WHAT THE EXERCISE ASKS:
Reproduce every entry exactly as shown.
○ ○ ○ ○
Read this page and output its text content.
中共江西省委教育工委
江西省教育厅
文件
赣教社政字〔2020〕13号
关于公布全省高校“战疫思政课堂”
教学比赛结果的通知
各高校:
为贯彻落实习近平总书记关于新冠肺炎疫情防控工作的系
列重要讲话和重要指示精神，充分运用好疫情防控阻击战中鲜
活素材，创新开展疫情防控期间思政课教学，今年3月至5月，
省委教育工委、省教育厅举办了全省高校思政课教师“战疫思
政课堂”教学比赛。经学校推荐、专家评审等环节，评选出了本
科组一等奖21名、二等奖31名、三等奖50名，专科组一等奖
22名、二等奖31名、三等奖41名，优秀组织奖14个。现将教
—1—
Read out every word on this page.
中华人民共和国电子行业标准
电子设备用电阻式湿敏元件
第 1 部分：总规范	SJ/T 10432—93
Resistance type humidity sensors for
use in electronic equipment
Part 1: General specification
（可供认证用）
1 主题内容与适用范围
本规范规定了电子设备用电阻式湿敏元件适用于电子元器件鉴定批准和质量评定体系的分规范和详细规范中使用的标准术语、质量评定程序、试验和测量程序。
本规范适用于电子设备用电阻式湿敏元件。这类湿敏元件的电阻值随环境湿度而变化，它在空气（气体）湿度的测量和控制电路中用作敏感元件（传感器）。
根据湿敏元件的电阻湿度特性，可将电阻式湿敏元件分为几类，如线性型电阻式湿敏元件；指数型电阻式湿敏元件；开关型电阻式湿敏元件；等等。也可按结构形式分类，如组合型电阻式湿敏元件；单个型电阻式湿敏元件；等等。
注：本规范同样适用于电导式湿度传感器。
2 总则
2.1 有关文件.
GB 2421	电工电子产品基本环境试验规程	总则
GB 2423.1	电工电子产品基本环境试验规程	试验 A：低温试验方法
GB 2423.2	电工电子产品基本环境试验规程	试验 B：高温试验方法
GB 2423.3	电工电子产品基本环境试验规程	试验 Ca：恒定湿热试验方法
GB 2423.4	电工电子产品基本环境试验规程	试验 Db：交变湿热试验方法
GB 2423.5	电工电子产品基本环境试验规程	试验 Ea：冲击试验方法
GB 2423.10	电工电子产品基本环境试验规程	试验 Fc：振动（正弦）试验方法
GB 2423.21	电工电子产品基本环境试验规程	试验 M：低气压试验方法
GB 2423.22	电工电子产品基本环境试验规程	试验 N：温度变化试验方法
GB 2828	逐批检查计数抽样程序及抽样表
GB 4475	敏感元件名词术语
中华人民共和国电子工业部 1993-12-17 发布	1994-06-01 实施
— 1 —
○ ○ ○ ○
ANSWER FOR THIS EXERCISE:
Read this page and output its text content.
中共江西省委教育工委
江西省教育厅
文件
赣教社政字〔2020〕13号
关于公布全省高校“战疫思政课堂”
教学比赛结果的通知
各高校:
为贯彻落实习近平总书记关于新冠肺炎疫情防控工作的系
列重要讲话和重要指示精神，充分运用好疫情防控阻击战中鲜
活素材，创新开展疫情防控期间思政课教学，今年3月至5月，
省委教育工委、省教育厅举办了全省高校思政课教师“战疫思
政课堂”教学比赛。经学校推荐、专家评审等环节，评选出了本
科组一等奖21名、二等奖31名、三等奖50名，专科组一等奖
22名、二等奖31名、三等奖41名，优秀组织奖14个。现将教
—1—
Read out every word on this page.
中华人民共和国电子行业标准
电子设备用电阻式湿敏元件
第 1 部分：总规范	SJ/T 10432—93
Resistance type humidity sensors for
use in electronic equipment
Part 1: General specification
（可供认证用）
1 主题内容与适用范围
本规范规定了电子设备用电阻式湿敏元件适用于电子元器件鉴定批准和质量评定体系的分规范和详细规范中使用的标准术语、质量评定程序、试验和测量程序。
本规范适用于电子设备用电阻式湿敏元件。这类湿敏元件的电阻值随环境湿度而变化，它在空气（气体）湿度的测量和控制电路中用作敏感元件（传感器）。
根据湿敏元件的电阻湿度特性，可将电阻式湿敏元件分为几类，如线性型电阻式湿敏元件；指数型电阻式湿敏元件；开关型电阻式湿敏元件；等等。也可按结构形式分类，如组合型电阻式湿敏元件；单个型电阻式湿敏元件；等等。
注：本规范同样适用于电导式湿度传感器。
2 总则
2.1 有关文件.
GB 2421	电工电子产品基本环境试验规程	总则
GB 2423.1	电工电子产品基本环境试验规程	试验 A：低温试验方法
GB 2423.2	电工电子产品基本环境试验规程	试验 B：高温试验方法
GB 2423.3	电工电子产品基本环境试验规程	试验 Ca：恒定湿热试验方法
GB 2423.4	电工电子产品基本环境试验规程	试验 Db：交变湿热试验方法
GB 2423.5	电工电子产品基本环境试验规程	试验 Ea：冲击试验方法
GB 2423.10	电工电子产品基本环境试验规程	试验 Fc：振动（正弦）试验方法
GB 2423.21	电工电子产品基本环境试验规程	试验 M：低气压试验方法
GB 2423.22	电工电子产品基本环境试验规程	试验 N：温度变化试验方法
GB 2828	逐批检查计数抽样程序及抽样表
GB 4475	敏感元件名词术语
中华人民共和国电子工业部 1993-12-17 发布	1994-06-01 实施
— 1 —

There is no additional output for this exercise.